▶ WHAT YOU ARE ASKED TO DO: What is the number of lines in these entries that include "NOAA"? Write that number and no other text.

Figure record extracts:
------------------------------------------------
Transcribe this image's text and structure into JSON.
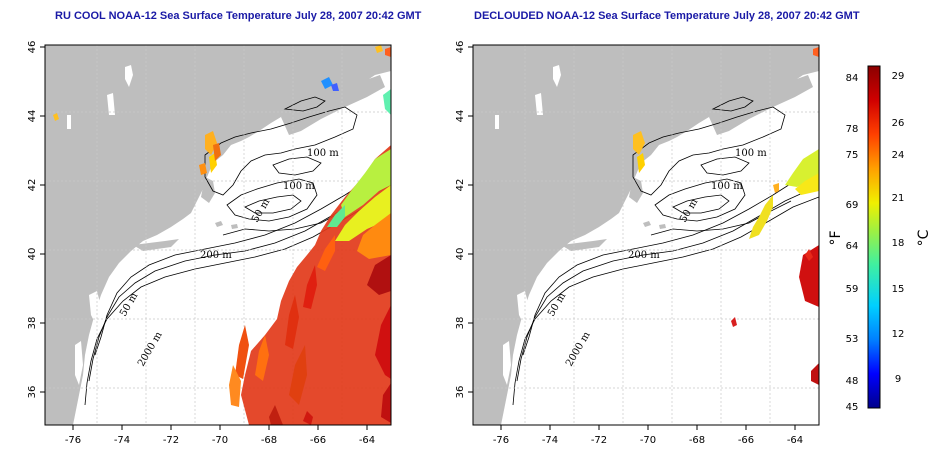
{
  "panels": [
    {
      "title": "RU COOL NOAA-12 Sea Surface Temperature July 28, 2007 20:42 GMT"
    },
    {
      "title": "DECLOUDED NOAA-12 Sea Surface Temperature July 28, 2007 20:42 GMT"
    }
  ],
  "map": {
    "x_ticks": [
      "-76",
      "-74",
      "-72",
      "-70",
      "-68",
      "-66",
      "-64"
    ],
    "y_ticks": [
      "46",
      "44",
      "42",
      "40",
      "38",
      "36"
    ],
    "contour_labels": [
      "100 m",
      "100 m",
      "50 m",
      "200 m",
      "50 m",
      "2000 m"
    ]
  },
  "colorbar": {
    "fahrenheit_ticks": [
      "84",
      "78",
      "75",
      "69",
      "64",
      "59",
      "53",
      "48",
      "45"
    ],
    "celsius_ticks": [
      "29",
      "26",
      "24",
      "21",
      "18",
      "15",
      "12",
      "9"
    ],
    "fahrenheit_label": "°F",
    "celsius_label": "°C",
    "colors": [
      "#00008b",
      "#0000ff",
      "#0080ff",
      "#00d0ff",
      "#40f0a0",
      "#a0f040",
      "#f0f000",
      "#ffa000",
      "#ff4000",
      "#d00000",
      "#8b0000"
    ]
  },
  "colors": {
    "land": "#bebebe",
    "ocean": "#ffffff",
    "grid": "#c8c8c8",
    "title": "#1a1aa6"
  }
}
------------------------------------------------
▶ SOLVED PROBLEM: 2